文書部分:

------------------------------

2007年度は44.0%の企業が賃金改善の見込み

 大企業を中心とする企業業績の回復傾向によって、ベースアップや賞与(一時金)の引上げなど賃金改善を求める声が強まっている。帝国データバンクが1月下旬に実施した「賃金動向に関する企業の意識調査」結果(有効回答数9529社)によると、2007年度の企業の賃金動向は、ベースアップなどの賃金改善が「ある(見込み)」と回答した企業は44.0%と、前年度から10.6ポイント増加した。

 地域別にみると、これまで景気回復をけん引してきた「南関東」(47.4%)や「近畿」(45.0%)などで賃金改善の割合が高かった一方、景気低迷が目立っている「東北」(38.3%)や「四国」(37.8%)、「北海道」(34.7%)では4割を下回った。業界別では、「製造」(46.8%)や「サービス」(46.3%)などが高水準だったのに対して、「運輸・倉庫」(36.1%)や「建設」(34.8%)などで低かった。

 2007年度の賃金改善の具体的な内容は、回答企業全体の36.5%(賃金改善を実施する見込みの企業のうち82.9%)が「ベースアップの実施」と回答、「賞与(一時金)」は25.2%(同57.3%)となった。ベースアップは2006年度調査から9.5ポイント増加し、3社に1社で実施される見込みとなっており、景気回復によって賃金改善の傾向は2006年度以上に高まっているとみられている。

------------------------------

データ部分:

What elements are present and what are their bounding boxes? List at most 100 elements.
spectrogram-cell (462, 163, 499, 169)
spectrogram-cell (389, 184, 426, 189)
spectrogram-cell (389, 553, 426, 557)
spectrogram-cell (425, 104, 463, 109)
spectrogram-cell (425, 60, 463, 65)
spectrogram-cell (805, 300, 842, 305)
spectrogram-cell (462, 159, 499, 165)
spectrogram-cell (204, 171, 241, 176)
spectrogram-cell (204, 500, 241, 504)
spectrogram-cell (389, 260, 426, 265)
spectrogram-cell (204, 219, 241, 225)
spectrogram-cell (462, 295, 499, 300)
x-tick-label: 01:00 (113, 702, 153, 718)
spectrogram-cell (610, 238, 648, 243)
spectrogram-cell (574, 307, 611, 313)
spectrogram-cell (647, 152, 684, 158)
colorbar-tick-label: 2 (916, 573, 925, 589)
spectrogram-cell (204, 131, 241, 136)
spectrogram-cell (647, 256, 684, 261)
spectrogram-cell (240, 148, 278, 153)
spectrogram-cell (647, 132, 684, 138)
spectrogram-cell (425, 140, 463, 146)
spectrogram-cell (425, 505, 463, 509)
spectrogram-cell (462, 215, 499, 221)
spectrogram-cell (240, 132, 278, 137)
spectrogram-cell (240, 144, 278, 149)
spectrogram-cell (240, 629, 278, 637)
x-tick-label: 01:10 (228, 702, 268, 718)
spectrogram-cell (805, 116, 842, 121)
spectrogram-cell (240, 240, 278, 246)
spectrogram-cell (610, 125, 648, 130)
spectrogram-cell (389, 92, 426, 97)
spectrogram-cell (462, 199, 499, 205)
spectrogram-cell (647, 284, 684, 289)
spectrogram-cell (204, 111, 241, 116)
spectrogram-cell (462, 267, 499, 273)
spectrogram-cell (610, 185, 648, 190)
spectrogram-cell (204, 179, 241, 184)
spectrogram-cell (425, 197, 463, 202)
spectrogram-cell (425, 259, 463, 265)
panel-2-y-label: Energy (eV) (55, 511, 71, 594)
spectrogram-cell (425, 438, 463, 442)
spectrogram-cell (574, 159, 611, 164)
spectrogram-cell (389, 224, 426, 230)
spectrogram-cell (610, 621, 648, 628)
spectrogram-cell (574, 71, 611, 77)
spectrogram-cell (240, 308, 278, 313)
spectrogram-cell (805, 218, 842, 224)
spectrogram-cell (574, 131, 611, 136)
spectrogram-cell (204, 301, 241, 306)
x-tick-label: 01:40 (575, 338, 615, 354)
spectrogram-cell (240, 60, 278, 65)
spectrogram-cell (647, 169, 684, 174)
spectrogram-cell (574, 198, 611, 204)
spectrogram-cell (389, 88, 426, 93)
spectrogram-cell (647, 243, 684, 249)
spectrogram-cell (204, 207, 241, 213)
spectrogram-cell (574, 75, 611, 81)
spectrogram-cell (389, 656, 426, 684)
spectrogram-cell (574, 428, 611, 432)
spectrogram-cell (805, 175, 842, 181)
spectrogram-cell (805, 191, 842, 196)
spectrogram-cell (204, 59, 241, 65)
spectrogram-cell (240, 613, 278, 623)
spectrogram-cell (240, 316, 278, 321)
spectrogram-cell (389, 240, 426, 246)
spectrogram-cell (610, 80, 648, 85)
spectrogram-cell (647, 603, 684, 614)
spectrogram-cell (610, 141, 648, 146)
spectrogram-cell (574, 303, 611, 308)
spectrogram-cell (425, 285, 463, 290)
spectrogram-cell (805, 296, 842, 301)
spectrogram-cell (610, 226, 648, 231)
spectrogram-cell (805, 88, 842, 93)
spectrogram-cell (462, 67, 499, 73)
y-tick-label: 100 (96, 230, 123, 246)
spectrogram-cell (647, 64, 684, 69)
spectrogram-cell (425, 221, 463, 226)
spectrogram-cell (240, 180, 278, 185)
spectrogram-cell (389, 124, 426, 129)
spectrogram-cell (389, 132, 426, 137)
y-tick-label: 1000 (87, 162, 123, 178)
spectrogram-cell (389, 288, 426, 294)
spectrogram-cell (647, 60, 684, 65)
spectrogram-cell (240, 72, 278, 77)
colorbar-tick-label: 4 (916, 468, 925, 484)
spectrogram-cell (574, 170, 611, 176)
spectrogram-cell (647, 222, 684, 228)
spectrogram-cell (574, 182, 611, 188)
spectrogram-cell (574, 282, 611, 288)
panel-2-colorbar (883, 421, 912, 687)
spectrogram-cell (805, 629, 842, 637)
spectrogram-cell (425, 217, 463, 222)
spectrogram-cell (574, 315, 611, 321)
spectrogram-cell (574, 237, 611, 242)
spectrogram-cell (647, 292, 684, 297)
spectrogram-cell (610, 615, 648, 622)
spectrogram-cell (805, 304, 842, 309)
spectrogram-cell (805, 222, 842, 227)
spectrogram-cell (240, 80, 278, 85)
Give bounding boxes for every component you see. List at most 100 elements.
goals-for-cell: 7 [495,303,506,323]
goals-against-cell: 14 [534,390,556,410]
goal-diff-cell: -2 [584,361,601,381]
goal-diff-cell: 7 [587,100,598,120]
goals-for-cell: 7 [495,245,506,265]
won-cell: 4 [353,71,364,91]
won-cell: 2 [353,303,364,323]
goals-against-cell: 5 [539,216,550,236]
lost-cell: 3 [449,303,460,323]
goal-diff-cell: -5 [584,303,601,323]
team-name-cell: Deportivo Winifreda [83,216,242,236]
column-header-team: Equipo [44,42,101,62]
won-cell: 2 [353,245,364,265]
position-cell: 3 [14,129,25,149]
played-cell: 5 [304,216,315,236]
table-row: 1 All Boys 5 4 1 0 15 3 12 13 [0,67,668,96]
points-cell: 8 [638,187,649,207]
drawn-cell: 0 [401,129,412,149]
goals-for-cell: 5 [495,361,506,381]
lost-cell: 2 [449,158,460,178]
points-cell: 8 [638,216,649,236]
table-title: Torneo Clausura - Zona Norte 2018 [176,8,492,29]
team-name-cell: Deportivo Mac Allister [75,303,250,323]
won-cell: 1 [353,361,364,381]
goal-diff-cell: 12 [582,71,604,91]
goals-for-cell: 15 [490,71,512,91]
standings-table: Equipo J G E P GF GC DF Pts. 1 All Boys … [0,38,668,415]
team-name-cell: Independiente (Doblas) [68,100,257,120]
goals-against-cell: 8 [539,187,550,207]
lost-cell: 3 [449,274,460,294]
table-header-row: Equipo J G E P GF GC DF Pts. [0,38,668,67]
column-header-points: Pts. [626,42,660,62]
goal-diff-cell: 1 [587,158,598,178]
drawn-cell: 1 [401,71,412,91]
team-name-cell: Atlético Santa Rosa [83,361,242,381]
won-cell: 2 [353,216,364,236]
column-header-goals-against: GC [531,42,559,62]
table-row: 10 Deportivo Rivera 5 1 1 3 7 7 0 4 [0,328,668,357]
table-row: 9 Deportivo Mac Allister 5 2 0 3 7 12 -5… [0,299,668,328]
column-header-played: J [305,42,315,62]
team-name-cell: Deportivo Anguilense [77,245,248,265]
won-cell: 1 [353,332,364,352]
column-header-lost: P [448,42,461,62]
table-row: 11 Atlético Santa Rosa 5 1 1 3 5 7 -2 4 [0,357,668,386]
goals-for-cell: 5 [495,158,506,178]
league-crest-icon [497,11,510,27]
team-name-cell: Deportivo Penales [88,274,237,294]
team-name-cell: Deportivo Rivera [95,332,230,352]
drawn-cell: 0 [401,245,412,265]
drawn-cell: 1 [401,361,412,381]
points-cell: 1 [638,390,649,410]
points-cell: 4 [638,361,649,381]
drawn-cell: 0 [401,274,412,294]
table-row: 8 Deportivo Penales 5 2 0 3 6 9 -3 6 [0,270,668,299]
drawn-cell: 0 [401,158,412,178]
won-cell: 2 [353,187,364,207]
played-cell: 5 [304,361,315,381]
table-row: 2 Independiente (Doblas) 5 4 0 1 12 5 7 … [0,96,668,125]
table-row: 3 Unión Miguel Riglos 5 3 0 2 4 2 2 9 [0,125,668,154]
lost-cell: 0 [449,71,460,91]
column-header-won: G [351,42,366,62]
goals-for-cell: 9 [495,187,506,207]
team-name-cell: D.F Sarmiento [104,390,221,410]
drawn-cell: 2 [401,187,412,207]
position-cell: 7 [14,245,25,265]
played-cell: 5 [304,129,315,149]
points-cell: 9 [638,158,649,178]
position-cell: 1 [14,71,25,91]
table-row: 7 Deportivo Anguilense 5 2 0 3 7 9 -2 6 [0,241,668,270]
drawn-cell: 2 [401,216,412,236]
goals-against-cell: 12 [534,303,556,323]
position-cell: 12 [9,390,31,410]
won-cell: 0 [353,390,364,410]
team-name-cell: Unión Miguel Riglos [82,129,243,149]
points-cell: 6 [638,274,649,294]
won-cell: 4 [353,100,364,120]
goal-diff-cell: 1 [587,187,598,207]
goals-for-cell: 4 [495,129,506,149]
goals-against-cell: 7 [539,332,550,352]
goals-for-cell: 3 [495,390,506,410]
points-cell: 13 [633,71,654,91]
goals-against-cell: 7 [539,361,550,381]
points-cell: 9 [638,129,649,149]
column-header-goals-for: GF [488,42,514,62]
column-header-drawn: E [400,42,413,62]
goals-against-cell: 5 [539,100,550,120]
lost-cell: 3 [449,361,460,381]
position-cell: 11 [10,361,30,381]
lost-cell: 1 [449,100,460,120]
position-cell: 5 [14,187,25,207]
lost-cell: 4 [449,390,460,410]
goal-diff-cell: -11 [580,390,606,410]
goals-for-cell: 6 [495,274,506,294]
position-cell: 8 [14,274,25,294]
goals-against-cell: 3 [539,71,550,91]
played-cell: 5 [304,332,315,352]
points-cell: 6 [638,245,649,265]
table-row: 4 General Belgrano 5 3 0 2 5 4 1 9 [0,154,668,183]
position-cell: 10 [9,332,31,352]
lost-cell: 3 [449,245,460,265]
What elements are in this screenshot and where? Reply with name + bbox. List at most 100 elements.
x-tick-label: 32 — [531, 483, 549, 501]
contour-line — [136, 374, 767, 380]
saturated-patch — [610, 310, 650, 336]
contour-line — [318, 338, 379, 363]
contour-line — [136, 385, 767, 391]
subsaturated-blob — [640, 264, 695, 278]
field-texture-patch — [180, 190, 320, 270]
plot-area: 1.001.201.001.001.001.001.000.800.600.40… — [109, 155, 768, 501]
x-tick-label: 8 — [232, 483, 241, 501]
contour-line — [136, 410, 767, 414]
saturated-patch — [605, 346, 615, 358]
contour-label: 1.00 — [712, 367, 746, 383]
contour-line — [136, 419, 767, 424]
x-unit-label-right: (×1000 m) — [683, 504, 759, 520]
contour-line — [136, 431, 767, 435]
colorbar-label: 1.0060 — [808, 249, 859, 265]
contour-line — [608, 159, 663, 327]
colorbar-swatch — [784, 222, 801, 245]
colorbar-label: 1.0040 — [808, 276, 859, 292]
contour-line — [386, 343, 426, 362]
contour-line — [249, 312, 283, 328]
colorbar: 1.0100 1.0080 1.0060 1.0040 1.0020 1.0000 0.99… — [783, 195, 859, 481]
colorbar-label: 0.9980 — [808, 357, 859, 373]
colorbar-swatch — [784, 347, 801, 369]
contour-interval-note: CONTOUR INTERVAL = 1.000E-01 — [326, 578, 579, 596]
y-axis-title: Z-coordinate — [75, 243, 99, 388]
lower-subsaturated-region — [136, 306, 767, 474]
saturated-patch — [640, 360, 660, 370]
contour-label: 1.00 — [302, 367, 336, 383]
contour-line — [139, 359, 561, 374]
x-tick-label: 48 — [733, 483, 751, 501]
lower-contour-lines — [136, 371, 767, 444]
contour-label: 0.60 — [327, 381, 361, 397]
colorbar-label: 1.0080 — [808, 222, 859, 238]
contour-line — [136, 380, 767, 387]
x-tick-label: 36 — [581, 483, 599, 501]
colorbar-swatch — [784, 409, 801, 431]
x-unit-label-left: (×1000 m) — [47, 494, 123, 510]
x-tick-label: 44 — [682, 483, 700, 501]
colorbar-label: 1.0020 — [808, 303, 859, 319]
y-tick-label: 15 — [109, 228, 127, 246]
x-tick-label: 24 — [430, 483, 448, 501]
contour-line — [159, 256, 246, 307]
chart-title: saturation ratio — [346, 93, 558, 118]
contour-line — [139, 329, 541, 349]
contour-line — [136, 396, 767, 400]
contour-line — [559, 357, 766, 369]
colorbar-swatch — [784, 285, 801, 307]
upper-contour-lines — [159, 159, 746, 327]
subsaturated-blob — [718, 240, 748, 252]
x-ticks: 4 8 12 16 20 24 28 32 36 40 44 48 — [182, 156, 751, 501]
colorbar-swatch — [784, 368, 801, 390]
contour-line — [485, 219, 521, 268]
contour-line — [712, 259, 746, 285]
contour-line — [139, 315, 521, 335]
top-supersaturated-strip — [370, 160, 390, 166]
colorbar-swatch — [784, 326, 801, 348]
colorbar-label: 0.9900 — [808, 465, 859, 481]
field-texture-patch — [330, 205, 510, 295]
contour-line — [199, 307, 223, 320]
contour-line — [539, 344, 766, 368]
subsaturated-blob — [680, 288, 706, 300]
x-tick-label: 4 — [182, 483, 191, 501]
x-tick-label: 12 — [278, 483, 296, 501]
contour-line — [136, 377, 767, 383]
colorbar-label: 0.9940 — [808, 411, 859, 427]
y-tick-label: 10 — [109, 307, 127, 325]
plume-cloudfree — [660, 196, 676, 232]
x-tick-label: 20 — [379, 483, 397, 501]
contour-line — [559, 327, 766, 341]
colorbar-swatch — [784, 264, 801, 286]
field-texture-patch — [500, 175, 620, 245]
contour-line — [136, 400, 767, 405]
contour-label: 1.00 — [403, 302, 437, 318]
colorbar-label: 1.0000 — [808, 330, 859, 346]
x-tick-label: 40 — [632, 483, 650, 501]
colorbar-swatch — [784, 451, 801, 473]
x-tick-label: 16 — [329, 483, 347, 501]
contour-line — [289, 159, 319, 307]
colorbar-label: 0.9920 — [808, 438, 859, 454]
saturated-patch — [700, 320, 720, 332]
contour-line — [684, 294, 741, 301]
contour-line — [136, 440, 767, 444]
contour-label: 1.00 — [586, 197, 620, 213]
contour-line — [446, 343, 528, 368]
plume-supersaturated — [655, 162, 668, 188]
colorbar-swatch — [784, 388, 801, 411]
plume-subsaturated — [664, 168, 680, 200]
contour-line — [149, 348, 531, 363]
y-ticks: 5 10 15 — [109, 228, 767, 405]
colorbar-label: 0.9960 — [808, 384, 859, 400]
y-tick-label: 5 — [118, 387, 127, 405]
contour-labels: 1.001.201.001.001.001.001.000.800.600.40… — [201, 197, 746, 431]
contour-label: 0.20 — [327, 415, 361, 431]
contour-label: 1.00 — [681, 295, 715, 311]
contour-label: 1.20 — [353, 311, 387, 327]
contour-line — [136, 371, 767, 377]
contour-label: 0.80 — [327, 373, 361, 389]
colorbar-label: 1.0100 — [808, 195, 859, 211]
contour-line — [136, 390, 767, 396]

------------------------------

指示:
(a) 文書部分によると、帝国データバンクの「賃金動向に関する企業の意識調査」の有効回答数は何社か。
(b) 次の(i)〜(iii)が文書部分の内容と合うかどうかを答えよ。それぞれ「はい」か「いいえ」で答え、判断の根拠となる文書部分の語句をそのまま引用すること。
(i) 「北海道」では、賃金改善があると答えた企業の割合が4割に届かなかった。
(ii) 業界別では、「建設」の割合が「製造」より高かった。
(iii) 賃金改善が「ある(見込み)」と答えた企業の割合は、前年度から10.6ポイント増えた。
(c) 文書部分の最後の文の後から、賃金改善に関する文章を書き進めよ。

各問の結果:
(a) 9529社。

(b)
(i) はい。「「北海道」(34.7%)では4割を下回った」
(ii) いいえ。「「製造」(46.8%)や「サービス」(46.3%)などが高水準だったのに対して、「運輸・倉庫」(36.1%)や「建設」(34.8%)などで低かった」
(iii) はい。「前年度から10.6ポイント増加した」

(c)
 賃金改善実施のその理由(複数回答)は、「労働力の定着・確保」(50.7%)と「自社の業績拡大」(46.4%)が多く、次いで「同業他社の賃上げ動向」(15.4%)が続いた。景気が緩やかなながらも回復過程をたどるなか、2006年12月の有効求人倍率は1.08倍、完全失業率は4.1%と雇用環境は改善傾向にある。そのようななか、今後、企業が労働力の定着・確保を図るためには、賃金改善が必要との見方が広がっている。

 なお、2007年度のパート・アルバイトなど非正社員の賃金動向については、賃金改善が「ある(見込み)」と回答した企業は非正社員を雇用している企業の18.2%にとどまった。一方、「ない(見込み)」と回答した企業が40.1%と多数を占めており、正社員では4割を超える企業が改善の見込みを示したのに対して、非正社員は厳しい状況にあることが浮き彫りとなっている。